(Short exercise):
Gather up every line that includes the string "года".

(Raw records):
* Begin *
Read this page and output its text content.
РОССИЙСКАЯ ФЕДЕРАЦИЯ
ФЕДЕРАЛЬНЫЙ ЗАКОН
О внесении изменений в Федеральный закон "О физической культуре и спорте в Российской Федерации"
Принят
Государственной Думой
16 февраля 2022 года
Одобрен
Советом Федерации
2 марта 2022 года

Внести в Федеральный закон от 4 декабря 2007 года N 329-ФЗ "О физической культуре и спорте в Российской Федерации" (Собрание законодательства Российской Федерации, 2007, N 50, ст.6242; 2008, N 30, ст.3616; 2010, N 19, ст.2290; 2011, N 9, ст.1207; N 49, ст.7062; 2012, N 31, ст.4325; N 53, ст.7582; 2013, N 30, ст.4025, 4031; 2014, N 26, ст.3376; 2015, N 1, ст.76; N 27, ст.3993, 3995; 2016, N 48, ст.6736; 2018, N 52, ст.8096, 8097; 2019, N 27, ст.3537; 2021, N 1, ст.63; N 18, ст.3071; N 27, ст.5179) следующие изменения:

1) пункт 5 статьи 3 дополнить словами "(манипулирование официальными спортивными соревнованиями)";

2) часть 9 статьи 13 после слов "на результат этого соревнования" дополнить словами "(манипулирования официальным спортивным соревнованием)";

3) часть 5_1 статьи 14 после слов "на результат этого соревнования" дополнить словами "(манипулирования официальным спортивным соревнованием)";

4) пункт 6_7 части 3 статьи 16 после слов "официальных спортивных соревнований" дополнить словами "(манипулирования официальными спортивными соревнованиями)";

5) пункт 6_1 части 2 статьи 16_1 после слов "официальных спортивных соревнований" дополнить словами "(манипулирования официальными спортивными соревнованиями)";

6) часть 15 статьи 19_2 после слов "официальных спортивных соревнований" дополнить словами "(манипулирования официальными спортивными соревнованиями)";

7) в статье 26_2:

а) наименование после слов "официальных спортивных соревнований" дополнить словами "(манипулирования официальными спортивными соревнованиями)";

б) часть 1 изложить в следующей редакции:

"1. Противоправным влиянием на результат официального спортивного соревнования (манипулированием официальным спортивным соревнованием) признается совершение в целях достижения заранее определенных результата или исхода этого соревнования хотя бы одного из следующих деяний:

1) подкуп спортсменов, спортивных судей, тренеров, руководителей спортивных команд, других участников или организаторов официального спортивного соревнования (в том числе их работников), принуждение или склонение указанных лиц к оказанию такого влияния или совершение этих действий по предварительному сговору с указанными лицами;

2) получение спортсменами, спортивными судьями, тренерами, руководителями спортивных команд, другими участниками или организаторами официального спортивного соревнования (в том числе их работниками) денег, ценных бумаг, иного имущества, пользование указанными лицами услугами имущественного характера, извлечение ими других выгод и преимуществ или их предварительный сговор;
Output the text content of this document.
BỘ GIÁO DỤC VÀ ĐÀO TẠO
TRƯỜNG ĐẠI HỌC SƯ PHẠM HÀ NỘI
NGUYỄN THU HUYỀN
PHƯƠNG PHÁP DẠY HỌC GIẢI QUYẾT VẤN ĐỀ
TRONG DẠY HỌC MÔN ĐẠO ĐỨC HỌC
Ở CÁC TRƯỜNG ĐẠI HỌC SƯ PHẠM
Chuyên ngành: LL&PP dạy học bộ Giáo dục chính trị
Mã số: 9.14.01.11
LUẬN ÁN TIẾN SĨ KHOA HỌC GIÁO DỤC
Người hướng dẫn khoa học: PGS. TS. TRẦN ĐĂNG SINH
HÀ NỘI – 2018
* End *
(Worked solution):
16 февраля 2022 года
2 марта 2022 года
Внести в Федеральный закон от 4 декабря 2007 года N 329-ФЗ "О физической культуре и спорте в Российской Федерации" (Собрание законодательства Российской Федерации, 2007, N 50, ст.6242; 2008, N 30, ст.3616; 2010, N 19, ст.2290; 2011, N 9, ст.1207; N 49, ст.7062; 2012, N 31, ст.4325; N 53, ст.7582; 2013, N 30, ст.4025, 4031; 2014, N 26, ст.3376; 2015, N 1, ст.76; N 27, ст.3993, 3995; 2016, N 48, ст.6736; 2018, N 52, ст.8096, 8097; 2019, N 27, ст.3537; 2021, N 1, ст.63; N 18, ст.3071; N 27, ст.5179) следующие изменения:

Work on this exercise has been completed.